= What you will do =
Print every one of the lines below again, character for character and in the same order.

-- start of Material to process --

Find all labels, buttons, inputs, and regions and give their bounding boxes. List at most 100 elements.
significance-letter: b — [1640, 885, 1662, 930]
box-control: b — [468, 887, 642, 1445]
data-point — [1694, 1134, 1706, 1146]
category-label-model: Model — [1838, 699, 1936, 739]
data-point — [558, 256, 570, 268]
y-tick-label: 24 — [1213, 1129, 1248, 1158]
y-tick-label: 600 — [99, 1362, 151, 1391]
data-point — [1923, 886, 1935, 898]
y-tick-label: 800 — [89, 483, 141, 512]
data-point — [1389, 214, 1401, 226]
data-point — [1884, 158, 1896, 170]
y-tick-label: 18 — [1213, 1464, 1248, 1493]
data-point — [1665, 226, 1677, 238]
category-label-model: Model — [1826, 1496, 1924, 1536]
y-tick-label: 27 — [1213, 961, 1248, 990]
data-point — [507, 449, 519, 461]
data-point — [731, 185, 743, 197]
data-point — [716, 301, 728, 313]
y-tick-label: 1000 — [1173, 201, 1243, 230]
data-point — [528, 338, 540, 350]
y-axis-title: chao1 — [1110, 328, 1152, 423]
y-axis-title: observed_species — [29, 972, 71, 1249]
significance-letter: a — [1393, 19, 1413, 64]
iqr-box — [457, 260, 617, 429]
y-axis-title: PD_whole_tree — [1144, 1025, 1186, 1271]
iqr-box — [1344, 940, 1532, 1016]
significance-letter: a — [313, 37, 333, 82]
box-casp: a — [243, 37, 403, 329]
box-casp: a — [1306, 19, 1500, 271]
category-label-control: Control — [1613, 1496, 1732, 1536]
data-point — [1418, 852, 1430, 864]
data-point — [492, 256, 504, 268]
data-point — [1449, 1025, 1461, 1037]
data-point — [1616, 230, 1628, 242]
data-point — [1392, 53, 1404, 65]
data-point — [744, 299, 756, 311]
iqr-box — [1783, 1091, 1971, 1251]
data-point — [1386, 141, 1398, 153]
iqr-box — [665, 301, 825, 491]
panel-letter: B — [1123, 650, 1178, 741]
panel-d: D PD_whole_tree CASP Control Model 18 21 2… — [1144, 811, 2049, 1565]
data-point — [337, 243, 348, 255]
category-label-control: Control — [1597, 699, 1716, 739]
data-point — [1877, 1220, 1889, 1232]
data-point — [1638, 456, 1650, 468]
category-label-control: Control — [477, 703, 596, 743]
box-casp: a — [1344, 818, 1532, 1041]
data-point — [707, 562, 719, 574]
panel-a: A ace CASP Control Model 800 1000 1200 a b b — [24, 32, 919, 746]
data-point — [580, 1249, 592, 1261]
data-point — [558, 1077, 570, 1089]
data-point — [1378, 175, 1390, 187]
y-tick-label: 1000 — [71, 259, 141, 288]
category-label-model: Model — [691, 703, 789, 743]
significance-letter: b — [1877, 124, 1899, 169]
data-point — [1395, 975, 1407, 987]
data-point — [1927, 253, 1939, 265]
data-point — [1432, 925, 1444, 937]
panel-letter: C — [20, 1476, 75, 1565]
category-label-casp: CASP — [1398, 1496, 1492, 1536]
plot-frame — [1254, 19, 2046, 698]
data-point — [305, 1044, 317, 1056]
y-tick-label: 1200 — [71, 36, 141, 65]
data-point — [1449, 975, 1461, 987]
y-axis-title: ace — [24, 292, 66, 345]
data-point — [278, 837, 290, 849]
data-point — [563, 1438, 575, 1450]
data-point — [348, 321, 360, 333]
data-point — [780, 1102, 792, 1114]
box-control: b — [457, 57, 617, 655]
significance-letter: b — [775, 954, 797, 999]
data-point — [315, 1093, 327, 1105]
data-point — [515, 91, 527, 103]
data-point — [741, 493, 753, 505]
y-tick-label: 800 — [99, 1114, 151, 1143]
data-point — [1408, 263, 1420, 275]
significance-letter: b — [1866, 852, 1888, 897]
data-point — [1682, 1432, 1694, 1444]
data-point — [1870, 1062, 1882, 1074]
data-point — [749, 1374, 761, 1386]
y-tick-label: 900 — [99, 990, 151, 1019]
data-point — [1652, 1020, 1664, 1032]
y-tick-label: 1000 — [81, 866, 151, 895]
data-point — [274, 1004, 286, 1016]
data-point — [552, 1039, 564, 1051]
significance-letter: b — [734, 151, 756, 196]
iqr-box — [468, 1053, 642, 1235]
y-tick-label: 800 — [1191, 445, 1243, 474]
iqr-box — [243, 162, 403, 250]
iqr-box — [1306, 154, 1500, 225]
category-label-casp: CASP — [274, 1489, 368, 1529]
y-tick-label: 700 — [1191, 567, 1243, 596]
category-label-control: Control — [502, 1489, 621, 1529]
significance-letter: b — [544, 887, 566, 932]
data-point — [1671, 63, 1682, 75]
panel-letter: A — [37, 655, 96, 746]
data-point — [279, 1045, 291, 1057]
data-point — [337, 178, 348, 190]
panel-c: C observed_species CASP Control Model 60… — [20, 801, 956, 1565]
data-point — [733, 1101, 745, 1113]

-- end of Material to process --

= In response =
Find all labels, buttons, inputs, and regions and give their bounding boxes. List at most 100 elements.
significance-letter: b — [1640, 885, 1662, 930]
box-control: b — [468, 887, 642, 1445]
data-point — [1694, 1134, 1706, 1146]
category-label-model: Model — [1838, 699, 1936, 739]
data-point — [558, 256, 570, 268]
y-tick-label: 24 — [1213, 1129, 1248, 1158]
y-tick-label: 600 — [99, 1362, 151, 1391]
data-point — [1923, 886, 1935, 898]
y-tick-label: 800 — [89, 483, 141, 512]
data-point — [1389, 214, 1401, 226]
data-point — [1884, 158, 1896, 170]
y-tick-label: 18 — [1213, 1464, 1248, 1493]
data-point — [1665, 226, 1677, 238]
category-label-model: Model — [1826, 1496, 1924, 1536]
y-tick-label: 27 — [1213, 961, 1248, 990]
data-point — [507, 449, 519, 461]
data-point — [731, 185, 743, 197]
data-point — [716, 301, 728, 313]
y-tick-label: 1000 — [1173, 201, 1243, 230]
data-point — [528, 338, 540, 350]
y-axis-title: chao1 — [1110, 328, 1152, 423]
y-axis-title: observed_species — [29, 972, 71, 1249]
significance-letter: a — [1393, 19, 1413, 64]
iqr-box — [457, 260, 617, 429]
y-axis-title: PD_whole_tree — [1144, 1025, 1186, 1271]
iqr-box — [1344, 940, 1532, 1016]
significance-letter: a — [313, 37, 333, 82]
box-casp: a — [243, 37, 403, 329]
box-casp: a — [1306, 19, 1500, 271]
category-label-control: Control — [1613, 1496, 1732, 1536]
data-point — [1418, 852, 1430, 864]
data-point — [492, 256, 504, 268]
data-point — [1449, 1025, 1461, 1037]
data-point — [1616, 230, 1628, 242]
data-point — [1392, 53, 1404, 65]
data-point — [744, 299, 756, 311]
iqr-box — [1783, 1091, 1971, 1251]
data-point — [1386, 141, 1398, 153]
iqr-box — [665, 301, 825, 491]
panel-letter: B — [1123, 650, 1178, 741]
panel-d: D PD_whole_tree CASP Control Model 18 21 2… — [1144, 811, 2049, 1565]
data-point — [337, 243, 348, 255]
category-label-control: Control — [1597, 699, 1716, 739]
data-point — [1877, 1220, 1889, 1232]
data-point — [1638, 456, 1650, 468]
category-label-control: Control — [477, 703, 596, 743]
box-casp: a — [1344, 818, 1532, 1041]
data-point — [707, 562, 719, 574]
panel-a: A ace CASP Control Model 800 1000 1200 a b b — [24, 32, 919, 746]
data-point — [580, 1249, 592, 1261]
data-point — [558, 1077, 570, 1089]
data-point — [1378, 175, 1390, 187]
y-tick-label: 1000 — [71, 259, 141, 288]
category-label-model: Model — [691, 703, 789, 743]
significance-letter: b — [1877, 124, 1899, 169]
data-point — [1395, 975, 1407, 987]
data-point — [1927, 253, 1939, 265]
data-point — [1432, 925, 1444, 937]
panel-letter: C — [20, 1476, 75, 1565]
category-label-casp: CASP — [1398, 1496, 1492, 1536]
plot-frame — [1254, 19, 2046, 698]
data-point — [305, 1044, 317, 1056]
y-tick-label: 1200 — [71, 36, 141, 65]
data-point — [1449, 975, 1461, 987]
y-axis-title: ace — [24, 292, 66, 345]
data-point — [278, 837, 290, 849]
data-point — [563, 1438, 575, 1450]
data-point — [348, 321, 360, 333]
data-point — [780, 1102, 792, 1114]
box-control: b — [457, 57, 617, 655]
significance-letter: b — [775, 954, 797, 999]
data-point — [315, 1093, 327, 1105]
data-point — [515, 91, 527, 103]
data-point — [741, 493, 753, 505]
y-tick-label: 800 — [99, 1114, 151, 1143]
data-point — [1408, 263, 1420, 275]
significance-letter: b — [1866, 852, 1888, 897]
data-point — [1682, 1432, 1694, 1444]
data-point — [1870, 1062, 1882, 1074]
data-point — [749, 1374, 761, 1386]
y-tick-label: 900 — [99, 990, 151, 1019]
data-point — [1652, 1020, 1664, 1032]
y-tick-label: 1000 — [81, 866, 151, 895]
data-point — [274, 1004, 286, 1016]
data-point — [552, 1039, 564, 1051]
significance-letter: b — [734, 151, 756, 196]
iqr-box — [468, 1053, 642, 1235]
y-tick-label: 800 — [1191, 445, 1243, 474]
iqr-box — [243, 162, 403, 250]
iqr-box — [1306, 154, 1500, 225]
category-label-casp: CASP — [274, 1489, 368, 1529]
y-tick-label: 700 — [1191, 567, 1243, 596]
category-label-control: Control — [502, 1489, 621, 1529]
significance-letter: b — [544, 887, 566, 932]
data-point — [1671, 63, 1682, 75]
panel-letter: A — [37, 655, 96, 746]
data-point — [279, 1045, 291, 1057]
data-point — [337, 178, 348, 190]
panel-c: C observed_species CASP Control Model 60… — [20, 801, 956, 1565]
data-point — [733, 1101, 745, 1113]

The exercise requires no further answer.